The task: Search the material for "avoir" and show all lines that contain it.
-- start of Records for the exercise --
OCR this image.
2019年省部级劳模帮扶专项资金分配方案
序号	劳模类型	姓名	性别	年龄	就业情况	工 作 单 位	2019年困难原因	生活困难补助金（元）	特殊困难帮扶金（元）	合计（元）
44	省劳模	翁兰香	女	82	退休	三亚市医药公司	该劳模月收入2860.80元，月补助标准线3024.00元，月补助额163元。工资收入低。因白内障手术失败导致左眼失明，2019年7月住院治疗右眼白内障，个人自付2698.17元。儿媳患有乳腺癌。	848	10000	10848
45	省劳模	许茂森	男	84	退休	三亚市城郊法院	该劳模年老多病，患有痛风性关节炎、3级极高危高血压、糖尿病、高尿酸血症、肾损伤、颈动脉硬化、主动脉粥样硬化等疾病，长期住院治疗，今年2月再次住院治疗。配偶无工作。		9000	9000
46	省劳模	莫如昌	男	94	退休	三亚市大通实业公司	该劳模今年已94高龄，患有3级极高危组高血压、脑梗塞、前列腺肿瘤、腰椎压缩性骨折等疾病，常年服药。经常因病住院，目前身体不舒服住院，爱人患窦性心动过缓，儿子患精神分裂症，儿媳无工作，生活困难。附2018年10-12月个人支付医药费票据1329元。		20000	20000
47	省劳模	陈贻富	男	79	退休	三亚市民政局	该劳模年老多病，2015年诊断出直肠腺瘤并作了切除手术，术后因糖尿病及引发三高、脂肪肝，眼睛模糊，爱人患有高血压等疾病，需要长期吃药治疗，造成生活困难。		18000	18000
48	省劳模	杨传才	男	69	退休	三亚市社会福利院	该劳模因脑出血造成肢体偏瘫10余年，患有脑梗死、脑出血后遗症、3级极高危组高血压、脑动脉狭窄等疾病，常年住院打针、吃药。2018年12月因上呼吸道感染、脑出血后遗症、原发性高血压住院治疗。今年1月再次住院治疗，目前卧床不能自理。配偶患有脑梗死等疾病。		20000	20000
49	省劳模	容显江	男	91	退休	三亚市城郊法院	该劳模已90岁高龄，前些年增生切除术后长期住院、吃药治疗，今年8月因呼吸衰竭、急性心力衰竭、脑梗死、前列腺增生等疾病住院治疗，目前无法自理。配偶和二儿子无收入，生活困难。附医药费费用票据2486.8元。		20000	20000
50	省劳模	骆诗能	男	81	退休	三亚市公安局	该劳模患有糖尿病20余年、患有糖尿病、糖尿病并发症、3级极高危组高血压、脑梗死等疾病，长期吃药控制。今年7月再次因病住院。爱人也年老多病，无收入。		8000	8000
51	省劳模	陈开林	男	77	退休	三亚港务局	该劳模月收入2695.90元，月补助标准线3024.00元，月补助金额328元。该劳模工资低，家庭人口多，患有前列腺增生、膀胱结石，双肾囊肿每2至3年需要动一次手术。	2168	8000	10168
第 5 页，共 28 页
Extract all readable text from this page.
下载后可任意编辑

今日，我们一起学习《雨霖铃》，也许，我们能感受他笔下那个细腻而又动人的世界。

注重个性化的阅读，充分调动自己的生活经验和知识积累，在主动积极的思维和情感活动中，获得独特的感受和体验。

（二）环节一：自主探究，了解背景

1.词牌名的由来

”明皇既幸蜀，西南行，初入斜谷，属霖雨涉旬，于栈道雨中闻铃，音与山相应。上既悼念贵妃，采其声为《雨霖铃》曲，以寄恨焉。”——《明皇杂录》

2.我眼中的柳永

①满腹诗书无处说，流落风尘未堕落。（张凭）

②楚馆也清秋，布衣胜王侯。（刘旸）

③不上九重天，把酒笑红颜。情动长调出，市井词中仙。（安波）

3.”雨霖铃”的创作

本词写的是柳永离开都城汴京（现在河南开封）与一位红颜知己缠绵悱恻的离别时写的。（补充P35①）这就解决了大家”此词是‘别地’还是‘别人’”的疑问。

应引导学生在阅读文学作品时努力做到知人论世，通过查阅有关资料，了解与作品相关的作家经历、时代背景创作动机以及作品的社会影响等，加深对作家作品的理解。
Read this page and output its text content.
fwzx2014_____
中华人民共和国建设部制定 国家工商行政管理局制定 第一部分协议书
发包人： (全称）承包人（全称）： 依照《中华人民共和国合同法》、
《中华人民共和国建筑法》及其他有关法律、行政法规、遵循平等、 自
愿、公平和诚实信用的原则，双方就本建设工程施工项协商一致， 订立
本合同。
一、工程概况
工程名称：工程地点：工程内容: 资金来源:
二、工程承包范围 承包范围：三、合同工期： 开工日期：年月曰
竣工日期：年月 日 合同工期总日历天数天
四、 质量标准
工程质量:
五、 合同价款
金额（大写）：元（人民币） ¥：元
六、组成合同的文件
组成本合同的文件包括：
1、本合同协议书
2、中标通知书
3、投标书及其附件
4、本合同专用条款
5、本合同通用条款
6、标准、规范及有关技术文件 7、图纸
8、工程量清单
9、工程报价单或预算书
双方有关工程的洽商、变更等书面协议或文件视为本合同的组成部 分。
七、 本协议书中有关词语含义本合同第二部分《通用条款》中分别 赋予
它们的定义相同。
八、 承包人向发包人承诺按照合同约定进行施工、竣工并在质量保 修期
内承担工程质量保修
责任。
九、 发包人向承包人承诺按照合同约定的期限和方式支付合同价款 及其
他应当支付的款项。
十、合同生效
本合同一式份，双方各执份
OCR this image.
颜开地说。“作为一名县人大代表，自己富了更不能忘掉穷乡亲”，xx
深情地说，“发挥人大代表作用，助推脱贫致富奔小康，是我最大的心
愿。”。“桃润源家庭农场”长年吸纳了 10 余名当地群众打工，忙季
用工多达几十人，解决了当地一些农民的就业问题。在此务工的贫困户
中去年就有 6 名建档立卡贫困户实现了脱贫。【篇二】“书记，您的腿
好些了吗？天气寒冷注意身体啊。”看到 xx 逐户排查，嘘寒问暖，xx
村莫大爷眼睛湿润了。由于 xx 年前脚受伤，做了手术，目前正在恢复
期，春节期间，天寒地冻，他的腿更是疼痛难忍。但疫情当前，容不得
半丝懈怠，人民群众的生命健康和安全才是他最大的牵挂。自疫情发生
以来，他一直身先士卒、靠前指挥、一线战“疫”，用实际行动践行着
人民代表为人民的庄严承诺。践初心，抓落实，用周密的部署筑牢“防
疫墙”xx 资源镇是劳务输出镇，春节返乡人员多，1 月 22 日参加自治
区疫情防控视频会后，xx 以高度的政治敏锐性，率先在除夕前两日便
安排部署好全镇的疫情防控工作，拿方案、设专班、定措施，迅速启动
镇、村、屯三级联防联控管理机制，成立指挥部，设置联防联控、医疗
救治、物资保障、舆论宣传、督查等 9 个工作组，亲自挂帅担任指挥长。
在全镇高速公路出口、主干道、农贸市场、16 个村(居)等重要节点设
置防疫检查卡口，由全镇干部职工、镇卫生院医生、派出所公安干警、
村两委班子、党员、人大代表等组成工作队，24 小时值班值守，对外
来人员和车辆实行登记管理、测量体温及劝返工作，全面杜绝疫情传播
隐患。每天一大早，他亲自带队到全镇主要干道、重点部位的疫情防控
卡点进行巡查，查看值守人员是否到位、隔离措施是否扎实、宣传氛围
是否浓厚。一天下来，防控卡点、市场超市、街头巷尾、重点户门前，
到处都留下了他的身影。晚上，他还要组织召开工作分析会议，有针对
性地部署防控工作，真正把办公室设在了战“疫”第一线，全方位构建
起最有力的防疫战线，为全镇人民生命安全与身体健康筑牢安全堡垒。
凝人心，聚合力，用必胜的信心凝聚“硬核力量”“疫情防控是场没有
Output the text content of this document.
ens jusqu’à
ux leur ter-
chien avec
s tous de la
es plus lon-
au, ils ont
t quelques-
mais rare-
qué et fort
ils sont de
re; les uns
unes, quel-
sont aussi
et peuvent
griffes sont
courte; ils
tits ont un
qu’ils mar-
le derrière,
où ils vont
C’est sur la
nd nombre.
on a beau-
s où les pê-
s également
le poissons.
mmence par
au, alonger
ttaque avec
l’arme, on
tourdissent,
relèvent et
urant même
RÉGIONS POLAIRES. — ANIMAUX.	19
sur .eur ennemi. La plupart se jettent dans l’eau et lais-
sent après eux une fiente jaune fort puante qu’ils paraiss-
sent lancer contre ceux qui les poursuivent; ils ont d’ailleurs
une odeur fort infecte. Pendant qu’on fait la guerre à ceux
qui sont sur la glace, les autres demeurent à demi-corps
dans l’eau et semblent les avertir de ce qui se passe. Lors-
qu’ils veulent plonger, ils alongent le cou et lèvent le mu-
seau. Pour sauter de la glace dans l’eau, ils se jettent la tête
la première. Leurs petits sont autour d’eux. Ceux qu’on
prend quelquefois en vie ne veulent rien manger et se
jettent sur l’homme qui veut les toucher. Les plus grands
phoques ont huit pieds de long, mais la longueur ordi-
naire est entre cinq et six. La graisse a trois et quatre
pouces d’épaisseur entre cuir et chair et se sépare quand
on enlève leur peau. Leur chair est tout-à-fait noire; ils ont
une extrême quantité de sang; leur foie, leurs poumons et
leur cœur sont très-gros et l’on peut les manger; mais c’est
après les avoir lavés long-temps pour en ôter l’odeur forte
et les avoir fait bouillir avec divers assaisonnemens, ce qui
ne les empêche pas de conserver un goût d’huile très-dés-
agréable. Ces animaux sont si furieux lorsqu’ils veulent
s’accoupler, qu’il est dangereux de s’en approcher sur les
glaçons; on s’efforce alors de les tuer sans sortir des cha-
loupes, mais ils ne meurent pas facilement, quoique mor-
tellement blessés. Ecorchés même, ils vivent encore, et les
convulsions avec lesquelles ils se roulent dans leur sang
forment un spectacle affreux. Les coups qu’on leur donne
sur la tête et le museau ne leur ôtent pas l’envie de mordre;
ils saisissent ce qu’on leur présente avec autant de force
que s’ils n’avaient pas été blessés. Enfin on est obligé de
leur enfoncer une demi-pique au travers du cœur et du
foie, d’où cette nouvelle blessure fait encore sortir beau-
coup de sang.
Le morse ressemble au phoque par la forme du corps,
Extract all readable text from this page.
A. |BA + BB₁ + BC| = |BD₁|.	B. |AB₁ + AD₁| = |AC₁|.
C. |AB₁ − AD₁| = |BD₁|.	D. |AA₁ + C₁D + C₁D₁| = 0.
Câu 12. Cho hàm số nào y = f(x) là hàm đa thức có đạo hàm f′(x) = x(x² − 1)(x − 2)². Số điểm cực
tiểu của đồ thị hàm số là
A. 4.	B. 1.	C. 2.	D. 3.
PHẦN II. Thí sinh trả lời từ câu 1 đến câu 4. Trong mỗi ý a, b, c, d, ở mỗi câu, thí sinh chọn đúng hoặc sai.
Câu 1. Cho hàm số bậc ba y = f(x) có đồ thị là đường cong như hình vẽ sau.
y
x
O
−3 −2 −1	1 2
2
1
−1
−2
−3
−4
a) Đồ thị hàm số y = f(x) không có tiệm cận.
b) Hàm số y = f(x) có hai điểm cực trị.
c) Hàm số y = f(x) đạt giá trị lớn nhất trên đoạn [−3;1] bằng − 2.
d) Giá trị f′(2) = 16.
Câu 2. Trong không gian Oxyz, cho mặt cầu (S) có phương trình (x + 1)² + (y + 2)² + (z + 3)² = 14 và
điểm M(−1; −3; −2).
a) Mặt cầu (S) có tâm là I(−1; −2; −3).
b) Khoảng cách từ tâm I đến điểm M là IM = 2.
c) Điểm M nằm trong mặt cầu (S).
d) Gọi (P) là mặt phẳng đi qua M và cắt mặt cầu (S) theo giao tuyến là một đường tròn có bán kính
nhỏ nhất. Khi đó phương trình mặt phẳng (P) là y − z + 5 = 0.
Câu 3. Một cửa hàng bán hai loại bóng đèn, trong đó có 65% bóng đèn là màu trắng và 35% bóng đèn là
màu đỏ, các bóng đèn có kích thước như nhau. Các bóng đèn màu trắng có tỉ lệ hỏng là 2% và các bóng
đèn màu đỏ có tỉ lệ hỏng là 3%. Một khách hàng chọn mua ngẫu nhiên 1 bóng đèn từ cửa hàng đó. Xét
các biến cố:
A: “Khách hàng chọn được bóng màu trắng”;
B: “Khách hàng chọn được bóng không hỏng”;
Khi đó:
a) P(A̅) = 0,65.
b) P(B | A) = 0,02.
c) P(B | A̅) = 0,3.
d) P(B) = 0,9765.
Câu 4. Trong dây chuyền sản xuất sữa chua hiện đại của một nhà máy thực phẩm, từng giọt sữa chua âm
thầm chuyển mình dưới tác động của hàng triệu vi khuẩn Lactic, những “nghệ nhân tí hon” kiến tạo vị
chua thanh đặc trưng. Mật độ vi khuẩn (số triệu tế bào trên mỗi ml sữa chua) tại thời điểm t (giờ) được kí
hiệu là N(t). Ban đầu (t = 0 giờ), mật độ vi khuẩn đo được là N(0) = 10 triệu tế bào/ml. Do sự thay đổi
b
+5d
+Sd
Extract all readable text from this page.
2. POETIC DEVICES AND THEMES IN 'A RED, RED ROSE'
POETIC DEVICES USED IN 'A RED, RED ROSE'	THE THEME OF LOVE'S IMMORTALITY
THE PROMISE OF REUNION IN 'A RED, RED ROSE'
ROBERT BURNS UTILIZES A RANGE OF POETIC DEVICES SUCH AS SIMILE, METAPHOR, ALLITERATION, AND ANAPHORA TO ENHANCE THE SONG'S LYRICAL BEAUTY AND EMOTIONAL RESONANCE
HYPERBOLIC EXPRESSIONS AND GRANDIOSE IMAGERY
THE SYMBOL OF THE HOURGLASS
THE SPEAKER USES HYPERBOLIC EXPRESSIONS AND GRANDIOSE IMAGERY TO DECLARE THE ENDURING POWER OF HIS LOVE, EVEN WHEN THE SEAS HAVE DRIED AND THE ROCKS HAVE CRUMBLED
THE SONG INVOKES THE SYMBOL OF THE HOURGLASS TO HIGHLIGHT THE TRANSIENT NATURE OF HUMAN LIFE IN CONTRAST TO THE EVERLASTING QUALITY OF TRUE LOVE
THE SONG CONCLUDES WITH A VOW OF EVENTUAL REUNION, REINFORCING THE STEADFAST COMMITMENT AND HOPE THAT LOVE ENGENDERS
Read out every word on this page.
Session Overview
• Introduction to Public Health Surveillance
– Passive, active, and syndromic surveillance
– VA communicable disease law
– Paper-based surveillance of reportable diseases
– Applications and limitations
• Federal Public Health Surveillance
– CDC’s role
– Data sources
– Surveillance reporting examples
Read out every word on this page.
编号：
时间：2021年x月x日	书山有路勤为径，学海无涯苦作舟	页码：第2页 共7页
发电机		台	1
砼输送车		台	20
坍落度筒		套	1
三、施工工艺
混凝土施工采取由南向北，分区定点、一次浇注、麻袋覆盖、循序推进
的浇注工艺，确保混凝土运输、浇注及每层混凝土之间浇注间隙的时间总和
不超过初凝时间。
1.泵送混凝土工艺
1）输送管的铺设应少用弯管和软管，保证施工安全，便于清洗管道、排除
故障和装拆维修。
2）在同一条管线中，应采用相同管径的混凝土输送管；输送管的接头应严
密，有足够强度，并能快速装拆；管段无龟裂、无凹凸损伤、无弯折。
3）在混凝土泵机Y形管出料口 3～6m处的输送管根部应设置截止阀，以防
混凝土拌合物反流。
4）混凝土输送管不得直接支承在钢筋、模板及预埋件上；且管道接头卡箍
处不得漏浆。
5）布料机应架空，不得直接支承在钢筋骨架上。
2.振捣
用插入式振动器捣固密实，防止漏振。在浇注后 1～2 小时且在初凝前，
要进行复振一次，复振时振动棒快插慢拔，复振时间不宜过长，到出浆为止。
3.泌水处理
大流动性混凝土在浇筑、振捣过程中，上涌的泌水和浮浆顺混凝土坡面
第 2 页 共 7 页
-- end of Records for the exercise --
Response to the task:
après les avoir lavés long-temps pour en ôter l’odeur forte
et les avoir fait bouillir avec divers assaisonnemens, ce qui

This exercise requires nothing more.